YOUR OBJECTIVE.
Scan the data below and pick out the lines containing the word "Subaru".
# Start of DATASET
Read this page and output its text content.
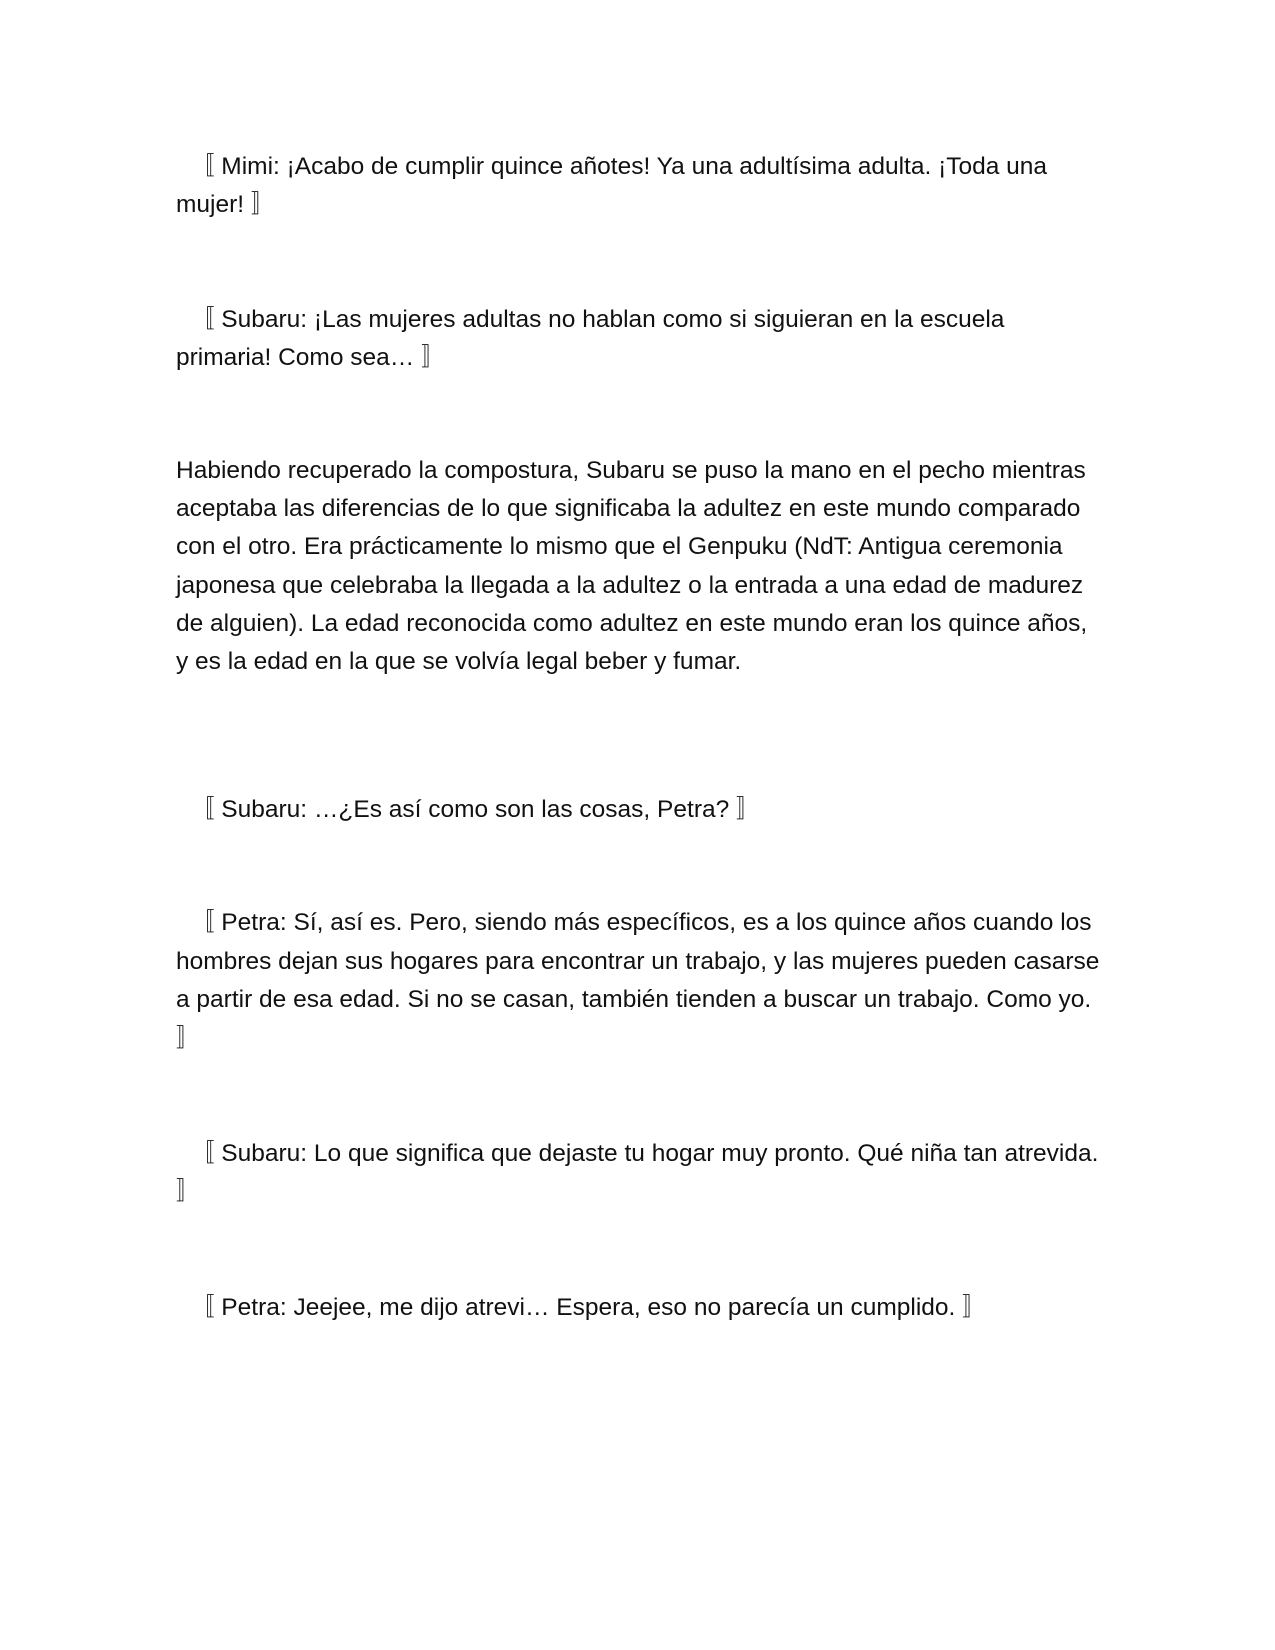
〚 Mimi: ¡Acabo de cumplir quince añotes! Ya una adultísima adulta. ¡Toda una mujer! 〛

〚 Subaru: ¡Las mujeres adultas no hablan como si siguieran en la escuela primaria! Como sea… 〛

Habiendo recuperado la compostura, Subaru se puso la mano en el pecho mientras aceptaba las diferencias de lo que significaba la adultez en este mundo comparado con el otro. Era prácticamente lo mismo que el Genpuku (NdT: Antigua ceremonia japonesa que celebraba la llegada a la adultez o la entrada a una edad de madurez de alguien). La edad reconocida como adultez en este mundo eran los quince años, y es la edad en la que se volvía legal beber y fumar.

〚 Subaru: …¿Es así como son las cosas, Petra? 〛

〚 Petra: Sí, así es. Pero, siendo más específicos, es a los quince años cuando los hombres dejan sus hogares para encontrar un trabajo, y las mujeres pueden casarse a partir de esa edad. Si no se casan, también tienden a buscar un trabajo. Como yo. 〛

〚 Subaru: Lo que significa que dejaste tu hogar muy pronto. Qué niña tan atrevida. 〛

〚 Petra: Jeejee, me dijo atrevi… Espera, eso no parecía un cumplido. 〛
# End of DATASET
RESULT FOR THIS TASK.
〚 Subaru: ¡Las mujeres adultas no hablan como si siguieran en la escuela primaria! Como sea… 〛
Habiendo recuperado la compostura, Subaru se puso la mano en el pecho mientras aceptaba las diferencias de lo que significaba la adultez en este mundo comparado con el otro. Era prácticamente lo mismo que el Genpuku (NdT: Antigua ceremonia japonesa que celebraba la llegada a la adultez o la entrada a una edad de madurez de alguien). La edad reconocida como adultez en este mundo eran los quince años, y es la edad en la que se volvía legal beber y fumar.
〚 Subaru: …¿Es así como son las cosas, Petra? 〛
〚 Subaru: Lo que significa que dejaste tu hogar muy pronto. Qué niña tan atrevida. 〛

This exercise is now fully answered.